▸ STATED TASK: Report, word for word, every line of the material that contains "title".

▸ INPUT RECORDS:
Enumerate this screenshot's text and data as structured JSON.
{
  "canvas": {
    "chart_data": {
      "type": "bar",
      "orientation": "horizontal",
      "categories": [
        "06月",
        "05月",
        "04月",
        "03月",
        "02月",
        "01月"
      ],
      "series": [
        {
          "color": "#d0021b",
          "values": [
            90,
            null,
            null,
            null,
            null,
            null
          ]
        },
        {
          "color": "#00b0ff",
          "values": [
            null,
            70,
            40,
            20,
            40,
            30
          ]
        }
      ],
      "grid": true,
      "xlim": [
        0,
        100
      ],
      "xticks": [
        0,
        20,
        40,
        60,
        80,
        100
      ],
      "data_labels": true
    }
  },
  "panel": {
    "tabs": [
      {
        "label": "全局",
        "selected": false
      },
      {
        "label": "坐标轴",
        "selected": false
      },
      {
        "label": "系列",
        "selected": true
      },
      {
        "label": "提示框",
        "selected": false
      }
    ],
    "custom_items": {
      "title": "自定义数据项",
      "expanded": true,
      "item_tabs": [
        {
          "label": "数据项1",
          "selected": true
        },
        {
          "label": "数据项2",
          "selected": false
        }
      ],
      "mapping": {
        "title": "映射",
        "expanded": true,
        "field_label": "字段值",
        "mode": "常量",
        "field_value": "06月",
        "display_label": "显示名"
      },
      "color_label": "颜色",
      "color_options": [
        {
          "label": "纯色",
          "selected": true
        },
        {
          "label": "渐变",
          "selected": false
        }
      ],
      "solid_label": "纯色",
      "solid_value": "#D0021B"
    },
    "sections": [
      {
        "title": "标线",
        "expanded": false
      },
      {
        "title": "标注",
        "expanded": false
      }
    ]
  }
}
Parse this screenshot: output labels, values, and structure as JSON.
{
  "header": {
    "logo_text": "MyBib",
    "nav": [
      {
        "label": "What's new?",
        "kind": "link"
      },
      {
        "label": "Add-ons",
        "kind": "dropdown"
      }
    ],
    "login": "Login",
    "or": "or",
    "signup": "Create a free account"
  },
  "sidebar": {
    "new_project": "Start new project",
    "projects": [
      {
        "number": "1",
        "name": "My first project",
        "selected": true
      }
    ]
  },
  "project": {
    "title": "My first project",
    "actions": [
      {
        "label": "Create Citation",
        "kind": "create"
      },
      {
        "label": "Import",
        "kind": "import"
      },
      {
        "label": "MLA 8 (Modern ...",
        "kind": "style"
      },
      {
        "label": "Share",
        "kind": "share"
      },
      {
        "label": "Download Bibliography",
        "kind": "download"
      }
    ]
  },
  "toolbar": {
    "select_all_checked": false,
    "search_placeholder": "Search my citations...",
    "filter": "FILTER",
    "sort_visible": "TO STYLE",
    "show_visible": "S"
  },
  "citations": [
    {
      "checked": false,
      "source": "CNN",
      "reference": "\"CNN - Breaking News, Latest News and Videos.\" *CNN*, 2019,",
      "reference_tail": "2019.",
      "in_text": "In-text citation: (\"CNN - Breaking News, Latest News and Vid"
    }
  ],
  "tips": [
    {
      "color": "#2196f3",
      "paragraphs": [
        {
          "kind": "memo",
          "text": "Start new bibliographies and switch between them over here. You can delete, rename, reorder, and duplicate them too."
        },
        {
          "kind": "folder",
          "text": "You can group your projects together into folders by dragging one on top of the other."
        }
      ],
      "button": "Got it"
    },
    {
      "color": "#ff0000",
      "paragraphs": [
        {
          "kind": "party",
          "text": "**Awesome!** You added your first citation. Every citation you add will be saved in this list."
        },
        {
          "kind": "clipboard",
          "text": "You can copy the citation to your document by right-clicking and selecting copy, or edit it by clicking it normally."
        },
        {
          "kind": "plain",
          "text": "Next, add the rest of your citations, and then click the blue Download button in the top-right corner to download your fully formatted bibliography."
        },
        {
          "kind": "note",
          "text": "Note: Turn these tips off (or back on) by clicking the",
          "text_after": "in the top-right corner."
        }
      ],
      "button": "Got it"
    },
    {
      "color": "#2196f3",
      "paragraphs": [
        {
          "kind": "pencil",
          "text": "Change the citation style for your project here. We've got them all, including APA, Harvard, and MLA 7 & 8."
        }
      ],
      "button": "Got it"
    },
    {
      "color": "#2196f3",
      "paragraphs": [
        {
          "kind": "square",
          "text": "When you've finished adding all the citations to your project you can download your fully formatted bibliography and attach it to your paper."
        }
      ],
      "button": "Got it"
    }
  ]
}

▸ EXERCISE RESULT:
      "title": "自定义数据项",
        "title": "映射",
        "title": "标线",
        "title": "标注",
    "title": "My first project",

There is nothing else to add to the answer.